[WORK REQUIRED] Identify and reproduce every line holding the string "Risk".

·····

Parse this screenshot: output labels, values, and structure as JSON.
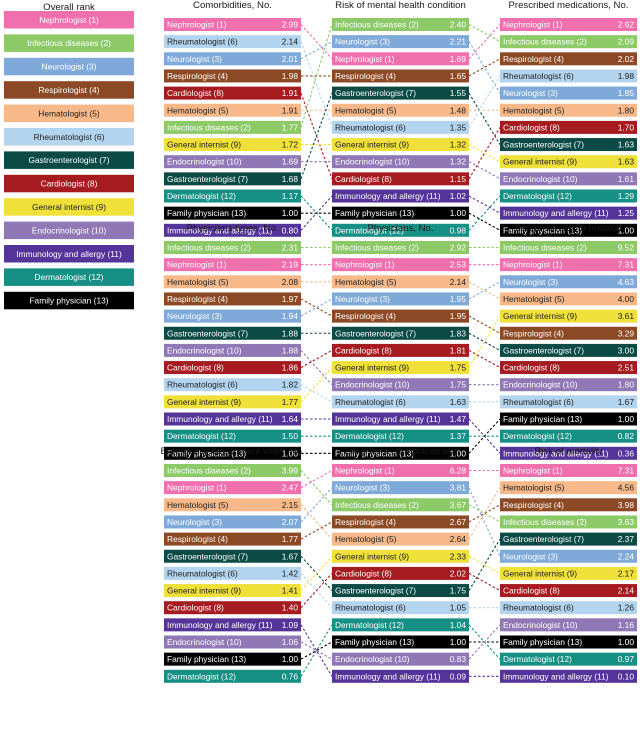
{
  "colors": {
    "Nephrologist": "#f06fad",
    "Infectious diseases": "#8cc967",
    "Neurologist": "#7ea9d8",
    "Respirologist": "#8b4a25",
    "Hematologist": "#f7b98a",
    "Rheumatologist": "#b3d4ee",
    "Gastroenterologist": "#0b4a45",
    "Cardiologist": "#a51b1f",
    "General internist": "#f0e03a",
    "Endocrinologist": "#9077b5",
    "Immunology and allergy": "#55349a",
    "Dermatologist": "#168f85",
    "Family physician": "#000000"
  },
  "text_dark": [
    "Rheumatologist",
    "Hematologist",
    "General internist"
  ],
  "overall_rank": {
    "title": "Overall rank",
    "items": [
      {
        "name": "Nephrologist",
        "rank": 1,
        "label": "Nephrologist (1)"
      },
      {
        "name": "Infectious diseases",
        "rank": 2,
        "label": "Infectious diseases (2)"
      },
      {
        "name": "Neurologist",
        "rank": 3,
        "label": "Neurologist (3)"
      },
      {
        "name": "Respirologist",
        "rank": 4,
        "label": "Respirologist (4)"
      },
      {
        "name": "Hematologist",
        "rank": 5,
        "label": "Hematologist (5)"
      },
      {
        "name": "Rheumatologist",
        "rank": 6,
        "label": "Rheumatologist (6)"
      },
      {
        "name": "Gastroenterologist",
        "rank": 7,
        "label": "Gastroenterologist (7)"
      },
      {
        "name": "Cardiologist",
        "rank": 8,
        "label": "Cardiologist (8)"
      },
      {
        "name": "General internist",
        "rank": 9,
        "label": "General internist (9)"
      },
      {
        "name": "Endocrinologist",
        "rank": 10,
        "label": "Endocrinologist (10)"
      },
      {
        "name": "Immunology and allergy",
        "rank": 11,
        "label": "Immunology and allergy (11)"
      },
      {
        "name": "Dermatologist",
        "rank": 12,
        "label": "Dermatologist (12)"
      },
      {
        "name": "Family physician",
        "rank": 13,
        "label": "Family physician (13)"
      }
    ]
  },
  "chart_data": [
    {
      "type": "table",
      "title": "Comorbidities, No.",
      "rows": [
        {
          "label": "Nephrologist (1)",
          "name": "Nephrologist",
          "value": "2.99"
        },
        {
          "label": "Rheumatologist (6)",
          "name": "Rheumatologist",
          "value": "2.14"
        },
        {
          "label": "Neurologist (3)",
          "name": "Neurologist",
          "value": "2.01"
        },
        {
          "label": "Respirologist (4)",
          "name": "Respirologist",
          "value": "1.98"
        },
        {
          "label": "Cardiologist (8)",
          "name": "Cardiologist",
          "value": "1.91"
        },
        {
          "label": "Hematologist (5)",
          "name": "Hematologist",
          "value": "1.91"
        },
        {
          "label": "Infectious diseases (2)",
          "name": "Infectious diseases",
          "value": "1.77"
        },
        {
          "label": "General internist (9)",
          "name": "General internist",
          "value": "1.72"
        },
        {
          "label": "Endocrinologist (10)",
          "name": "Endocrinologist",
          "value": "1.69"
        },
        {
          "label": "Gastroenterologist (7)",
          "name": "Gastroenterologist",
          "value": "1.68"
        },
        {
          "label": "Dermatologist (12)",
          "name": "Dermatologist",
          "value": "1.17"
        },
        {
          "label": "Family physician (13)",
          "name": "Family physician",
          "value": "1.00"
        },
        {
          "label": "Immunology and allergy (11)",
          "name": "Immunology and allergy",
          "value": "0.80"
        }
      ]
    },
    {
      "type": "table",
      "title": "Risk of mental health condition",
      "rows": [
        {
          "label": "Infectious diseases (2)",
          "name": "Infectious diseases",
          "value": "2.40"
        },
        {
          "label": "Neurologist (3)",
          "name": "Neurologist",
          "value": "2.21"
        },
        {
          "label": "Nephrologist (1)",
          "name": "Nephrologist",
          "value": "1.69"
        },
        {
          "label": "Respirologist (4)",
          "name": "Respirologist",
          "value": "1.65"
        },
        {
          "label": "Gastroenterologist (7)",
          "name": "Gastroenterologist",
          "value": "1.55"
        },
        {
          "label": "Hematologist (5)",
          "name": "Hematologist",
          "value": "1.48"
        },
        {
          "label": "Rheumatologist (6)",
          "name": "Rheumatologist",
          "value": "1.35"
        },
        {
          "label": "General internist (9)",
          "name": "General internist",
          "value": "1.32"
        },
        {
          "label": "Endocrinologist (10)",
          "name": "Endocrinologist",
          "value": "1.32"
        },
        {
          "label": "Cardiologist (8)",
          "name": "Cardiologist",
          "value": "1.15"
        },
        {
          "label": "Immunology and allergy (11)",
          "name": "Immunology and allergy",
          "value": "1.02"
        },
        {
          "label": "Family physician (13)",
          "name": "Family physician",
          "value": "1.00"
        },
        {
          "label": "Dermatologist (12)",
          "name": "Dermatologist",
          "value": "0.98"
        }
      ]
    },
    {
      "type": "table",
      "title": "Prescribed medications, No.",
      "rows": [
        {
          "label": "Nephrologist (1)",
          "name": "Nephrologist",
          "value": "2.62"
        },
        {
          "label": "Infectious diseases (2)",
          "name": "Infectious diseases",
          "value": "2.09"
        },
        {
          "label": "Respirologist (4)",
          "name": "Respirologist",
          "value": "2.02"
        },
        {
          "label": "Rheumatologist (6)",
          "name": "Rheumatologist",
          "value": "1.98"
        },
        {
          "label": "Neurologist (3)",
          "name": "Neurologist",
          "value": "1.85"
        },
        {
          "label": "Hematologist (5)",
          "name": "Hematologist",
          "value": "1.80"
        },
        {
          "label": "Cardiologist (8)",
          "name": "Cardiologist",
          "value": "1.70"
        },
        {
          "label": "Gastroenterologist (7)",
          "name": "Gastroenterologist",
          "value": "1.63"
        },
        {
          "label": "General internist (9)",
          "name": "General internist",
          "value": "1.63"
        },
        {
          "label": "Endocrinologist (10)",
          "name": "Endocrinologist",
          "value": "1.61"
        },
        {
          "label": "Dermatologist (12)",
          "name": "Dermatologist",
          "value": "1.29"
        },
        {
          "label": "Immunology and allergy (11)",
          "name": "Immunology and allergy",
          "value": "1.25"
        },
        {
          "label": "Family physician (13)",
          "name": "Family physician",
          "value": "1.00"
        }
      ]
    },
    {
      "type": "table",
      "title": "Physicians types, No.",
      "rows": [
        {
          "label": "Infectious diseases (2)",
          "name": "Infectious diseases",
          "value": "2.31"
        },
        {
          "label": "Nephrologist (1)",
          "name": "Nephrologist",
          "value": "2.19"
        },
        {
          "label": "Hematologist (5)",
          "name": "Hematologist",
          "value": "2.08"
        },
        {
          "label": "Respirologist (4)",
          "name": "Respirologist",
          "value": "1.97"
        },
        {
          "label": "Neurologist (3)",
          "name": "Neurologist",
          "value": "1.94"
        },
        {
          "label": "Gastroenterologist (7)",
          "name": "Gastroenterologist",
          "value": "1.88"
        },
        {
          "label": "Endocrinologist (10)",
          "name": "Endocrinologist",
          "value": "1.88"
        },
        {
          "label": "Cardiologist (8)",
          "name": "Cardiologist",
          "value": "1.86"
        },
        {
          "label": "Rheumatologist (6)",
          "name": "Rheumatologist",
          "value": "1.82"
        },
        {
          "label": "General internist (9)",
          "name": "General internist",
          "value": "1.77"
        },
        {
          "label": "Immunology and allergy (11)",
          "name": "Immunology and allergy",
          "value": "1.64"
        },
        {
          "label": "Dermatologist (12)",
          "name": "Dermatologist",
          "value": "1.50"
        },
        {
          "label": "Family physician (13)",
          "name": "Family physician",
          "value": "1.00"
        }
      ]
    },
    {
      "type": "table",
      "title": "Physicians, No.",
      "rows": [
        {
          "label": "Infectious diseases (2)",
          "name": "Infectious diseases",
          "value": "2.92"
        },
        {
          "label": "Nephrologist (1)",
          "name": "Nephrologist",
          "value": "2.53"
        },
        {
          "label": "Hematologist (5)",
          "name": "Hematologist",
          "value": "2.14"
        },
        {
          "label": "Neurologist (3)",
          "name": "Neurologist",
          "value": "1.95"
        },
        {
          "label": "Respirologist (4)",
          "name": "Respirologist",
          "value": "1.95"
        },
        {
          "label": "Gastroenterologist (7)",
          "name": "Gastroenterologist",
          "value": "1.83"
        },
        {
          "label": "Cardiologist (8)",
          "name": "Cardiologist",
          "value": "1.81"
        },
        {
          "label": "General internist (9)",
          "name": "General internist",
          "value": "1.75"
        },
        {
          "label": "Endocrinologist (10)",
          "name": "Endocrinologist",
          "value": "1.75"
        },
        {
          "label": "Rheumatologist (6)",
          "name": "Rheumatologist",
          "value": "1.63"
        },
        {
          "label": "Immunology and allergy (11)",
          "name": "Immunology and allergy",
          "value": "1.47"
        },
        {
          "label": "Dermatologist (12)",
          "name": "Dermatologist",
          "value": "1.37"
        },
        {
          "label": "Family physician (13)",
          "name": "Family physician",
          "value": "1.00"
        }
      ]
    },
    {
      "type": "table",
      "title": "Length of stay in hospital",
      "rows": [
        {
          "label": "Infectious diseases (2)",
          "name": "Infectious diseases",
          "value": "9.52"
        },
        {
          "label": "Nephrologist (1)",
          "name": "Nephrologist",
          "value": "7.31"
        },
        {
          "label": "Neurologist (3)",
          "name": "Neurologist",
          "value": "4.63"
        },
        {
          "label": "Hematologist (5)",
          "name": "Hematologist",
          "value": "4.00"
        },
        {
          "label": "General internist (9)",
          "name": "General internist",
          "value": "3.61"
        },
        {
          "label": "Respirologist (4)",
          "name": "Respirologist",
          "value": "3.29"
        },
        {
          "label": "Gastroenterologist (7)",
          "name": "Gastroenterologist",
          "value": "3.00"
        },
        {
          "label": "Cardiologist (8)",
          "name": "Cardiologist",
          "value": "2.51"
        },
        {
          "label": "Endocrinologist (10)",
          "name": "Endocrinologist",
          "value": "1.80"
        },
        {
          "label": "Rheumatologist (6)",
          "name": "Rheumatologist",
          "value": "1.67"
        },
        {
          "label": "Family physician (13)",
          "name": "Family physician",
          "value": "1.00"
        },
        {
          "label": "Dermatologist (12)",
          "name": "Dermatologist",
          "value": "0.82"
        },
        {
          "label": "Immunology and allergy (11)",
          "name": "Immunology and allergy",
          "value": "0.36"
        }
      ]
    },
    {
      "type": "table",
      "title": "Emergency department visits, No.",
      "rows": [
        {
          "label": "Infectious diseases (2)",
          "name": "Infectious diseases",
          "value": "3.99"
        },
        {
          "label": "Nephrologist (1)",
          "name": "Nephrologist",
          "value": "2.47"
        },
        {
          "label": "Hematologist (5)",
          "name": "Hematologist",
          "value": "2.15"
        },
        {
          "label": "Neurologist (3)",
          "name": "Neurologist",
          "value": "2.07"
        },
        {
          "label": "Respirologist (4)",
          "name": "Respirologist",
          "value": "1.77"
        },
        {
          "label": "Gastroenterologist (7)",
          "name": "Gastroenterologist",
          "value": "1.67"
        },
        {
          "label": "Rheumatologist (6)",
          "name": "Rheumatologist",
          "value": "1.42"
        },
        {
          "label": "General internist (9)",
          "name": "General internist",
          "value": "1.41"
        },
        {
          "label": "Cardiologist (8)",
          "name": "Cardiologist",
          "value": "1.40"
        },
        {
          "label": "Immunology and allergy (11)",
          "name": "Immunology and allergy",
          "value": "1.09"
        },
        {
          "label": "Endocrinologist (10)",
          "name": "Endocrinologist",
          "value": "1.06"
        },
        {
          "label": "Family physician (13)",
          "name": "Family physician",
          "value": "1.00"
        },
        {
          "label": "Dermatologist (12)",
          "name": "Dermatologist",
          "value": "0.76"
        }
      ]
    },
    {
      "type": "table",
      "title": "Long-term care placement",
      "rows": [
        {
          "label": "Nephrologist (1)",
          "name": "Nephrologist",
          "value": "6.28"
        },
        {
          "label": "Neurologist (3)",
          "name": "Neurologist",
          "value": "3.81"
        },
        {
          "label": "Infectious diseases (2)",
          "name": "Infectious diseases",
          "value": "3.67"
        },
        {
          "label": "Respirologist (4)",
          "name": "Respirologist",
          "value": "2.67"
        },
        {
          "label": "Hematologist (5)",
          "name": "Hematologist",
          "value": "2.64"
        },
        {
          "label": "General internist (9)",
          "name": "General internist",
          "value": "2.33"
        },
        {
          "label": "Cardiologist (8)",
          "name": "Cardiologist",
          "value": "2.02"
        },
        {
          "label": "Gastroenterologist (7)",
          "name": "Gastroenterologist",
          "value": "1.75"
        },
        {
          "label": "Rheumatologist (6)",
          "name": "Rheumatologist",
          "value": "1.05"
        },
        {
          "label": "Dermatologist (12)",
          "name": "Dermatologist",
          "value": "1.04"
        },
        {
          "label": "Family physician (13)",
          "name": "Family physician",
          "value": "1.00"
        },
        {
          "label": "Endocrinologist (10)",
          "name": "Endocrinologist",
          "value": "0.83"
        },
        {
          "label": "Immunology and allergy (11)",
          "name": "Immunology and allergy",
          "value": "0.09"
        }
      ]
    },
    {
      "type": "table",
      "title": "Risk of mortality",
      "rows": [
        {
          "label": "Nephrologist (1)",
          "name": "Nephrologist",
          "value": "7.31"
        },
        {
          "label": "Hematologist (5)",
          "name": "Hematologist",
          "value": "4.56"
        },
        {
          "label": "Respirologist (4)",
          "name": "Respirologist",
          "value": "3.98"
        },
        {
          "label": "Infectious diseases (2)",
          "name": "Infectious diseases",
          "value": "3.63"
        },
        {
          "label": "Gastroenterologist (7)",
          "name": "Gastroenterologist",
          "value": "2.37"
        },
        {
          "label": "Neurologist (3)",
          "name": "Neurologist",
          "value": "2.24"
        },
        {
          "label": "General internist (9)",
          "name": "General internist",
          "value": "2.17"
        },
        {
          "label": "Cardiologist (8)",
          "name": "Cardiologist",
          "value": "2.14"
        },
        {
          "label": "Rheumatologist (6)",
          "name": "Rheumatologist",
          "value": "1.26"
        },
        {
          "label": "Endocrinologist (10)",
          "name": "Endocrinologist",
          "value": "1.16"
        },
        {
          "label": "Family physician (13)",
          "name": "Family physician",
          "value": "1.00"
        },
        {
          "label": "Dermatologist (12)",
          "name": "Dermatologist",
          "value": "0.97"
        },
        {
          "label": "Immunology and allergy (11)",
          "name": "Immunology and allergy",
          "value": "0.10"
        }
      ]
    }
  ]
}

·····

[EXERCISE RESULT]
      "title": "Risk of mental health condition",
      "title": "Risk of mortality",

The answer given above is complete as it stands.